## PROBLEM DETAILS:
Select all lines in the records that include "driver".

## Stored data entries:

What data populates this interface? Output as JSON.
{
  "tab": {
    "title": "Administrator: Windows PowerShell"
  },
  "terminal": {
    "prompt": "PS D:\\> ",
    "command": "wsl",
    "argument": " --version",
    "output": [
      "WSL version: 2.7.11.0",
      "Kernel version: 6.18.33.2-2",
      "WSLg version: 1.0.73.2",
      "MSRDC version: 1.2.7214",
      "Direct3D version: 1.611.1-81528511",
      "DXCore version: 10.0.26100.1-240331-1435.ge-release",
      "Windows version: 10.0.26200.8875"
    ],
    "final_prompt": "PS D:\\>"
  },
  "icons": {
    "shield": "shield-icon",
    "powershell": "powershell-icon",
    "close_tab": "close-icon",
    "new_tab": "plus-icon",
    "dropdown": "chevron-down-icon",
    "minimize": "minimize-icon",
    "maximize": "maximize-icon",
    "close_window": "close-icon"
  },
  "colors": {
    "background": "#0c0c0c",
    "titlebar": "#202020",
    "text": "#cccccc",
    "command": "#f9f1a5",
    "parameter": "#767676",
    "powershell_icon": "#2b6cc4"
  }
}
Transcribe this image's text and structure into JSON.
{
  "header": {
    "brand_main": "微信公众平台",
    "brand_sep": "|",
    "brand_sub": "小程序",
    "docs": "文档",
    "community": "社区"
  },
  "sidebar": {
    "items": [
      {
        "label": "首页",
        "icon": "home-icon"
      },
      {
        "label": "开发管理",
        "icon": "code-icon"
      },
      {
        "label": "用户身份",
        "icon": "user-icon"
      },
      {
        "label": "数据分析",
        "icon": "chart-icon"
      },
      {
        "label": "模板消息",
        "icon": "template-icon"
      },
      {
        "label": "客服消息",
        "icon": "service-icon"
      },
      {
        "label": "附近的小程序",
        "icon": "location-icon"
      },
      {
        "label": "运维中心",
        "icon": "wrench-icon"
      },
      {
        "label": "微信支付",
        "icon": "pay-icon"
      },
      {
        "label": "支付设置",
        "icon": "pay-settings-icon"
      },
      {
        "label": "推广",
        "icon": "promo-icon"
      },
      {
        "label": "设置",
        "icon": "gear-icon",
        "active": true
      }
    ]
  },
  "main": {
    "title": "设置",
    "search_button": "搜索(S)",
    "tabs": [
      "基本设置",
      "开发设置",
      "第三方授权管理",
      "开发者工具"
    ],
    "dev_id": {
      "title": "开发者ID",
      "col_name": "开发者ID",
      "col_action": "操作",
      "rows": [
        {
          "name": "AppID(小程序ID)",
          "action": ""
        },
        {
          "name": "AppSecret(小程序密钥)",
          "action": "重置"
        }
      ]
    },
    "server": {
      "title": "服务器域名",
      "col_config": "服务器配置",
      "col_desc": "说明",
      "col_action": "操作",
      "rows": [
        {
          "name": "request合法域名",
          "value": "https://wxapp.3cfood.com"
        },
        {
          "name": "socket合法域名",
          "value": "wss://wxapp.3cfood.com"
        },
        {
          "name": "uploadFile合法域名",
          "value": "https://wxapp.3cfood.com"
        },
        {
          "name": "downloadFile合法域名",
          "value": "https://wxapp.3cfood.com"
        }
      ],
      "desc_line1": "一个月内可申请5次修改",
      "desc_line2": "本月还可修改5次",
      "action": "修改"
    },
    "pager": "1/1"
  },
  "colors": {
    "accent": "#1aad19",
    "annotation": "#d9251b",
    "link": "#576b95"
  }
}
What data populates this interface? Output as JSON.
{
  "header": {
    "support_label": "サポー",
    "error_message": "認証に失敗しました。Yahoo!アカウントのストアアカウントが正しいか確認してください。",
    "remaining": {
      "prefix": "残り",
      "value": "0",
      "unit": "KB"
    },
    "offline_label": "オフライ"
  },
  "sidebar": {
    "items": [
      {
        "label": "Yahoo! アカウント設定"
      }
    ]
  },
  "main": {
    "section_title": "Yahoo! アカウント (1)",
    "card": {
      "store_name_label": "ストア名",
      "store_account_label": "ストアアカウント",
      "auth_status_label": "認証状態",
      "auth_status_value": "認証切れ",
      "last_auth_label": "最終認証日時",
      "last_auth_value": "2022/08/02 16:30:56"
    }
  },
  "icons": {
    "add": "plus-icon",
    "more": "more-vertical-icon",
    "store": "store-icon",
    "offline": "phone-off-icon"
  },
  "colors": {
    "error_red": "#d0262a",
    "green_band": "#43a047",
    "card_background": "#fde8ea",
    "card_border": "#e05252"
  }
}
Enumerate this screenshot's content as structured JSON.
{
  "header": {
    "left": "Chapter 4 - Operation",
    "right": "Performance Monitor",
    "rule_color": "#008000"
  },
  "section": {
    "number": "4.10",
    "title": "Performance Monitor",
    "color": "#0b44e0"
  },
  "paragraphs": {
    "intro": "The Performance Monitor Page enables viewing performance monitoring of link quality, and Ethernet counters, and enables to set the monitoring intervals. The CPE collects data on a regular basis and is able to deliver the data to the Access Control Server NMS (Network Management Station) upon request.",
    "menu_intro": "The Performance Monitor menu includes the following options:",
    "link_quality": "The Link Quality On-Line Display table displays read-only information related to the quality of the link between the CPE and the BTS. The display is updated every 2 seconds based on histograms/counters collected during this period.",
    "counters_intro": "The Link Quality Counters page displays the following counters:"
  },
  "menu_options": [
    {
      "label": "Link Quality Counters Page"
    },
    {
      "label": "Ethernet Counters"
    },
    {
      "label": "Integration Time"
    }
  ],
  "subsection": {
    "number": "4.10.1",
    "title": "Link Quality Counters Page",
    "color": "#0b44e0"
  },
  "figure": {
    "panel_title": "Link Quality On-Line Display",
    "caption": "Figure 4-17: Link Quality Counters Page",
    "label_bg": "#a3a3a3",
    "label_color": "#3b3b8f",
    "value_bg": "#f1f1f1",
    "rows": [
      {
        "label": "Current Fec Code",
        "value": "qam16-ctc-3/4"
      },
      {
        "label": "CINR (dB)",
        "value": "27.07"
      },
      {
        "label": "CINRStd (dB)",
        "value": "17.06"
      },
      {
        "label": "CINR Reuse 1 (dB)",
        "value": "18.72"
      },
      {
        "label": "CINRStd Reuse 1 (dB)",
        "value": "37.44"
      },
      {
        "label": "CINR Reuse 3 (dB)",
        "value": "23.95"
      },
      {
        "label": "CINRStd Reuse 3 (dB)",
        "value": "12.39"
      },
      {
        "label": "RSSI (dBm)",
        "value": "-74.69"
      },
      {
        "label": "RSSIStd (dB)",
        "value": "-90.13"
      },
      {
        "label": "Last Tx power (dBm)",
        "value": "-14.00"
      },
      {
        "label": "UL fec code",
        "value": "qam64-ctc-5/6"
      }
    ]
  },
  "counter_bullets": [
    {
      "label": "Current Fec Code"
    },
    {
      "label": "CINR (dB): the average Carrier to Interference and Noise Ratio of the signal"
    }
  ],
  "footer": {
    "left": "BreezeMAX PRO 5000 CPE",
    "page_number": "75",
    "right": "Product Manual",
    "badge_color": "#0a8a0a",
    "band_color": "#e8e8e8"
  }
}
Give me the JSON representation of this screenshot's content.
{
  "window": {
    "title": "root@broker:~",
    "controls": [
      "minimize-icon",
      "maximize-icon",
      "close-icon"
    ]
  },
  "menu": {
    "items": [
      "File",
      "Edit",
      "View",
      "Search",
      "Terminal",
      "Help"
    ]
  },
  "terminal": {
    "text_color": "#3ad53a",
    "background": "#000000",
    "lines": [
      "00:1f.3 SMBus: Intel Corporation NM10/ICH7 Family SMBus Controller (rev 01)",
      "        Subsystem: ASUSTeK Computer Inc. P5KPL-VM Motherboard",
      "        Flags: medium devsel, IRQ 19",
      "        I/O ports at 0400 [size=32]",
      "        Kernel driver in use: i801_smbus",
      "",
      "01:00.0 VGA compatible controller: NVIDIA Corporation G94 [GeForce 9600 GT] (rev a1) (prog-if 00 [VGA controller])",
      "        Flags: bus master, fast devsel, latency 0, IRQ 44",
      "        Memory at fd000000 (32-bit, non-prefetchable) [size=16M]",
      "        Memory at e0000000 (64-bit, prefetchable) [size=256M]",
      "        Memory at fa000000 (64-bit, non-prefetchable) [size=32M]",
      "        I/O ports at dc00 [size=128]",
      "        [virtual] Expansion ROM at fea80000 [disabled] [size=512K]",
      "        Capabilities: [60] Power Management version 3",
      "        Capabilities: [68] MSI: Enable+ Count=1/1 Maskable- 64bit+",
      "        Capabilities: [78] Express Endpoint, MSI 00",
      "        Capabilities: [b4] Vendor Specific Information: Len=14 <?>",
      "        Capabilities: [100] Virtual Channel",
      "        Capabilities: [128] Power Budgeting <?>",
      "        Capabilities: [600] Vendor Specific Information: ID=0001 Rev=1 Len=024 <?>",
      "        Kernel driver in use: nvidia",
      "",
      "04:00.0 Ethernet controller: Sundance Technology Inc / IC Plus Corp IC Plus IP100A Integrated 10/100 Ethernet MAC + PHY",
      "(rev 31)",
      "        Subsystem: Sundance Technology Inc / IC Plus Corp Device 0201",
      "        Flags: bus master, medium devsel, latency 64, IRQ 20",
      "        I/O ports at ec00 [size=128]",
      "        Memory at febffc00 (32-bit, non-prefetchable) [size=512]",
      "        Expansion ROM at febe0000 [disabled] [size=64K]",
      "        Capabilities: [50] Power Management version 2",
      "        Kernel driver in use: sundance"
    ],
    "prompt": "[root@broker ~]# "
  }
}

## RESPONSE BELOW:
      "        Kernel driver in use: i801_smbus",
      "        Kernel driver in use: nvidia",
      "        Kernel driver in use: sundance"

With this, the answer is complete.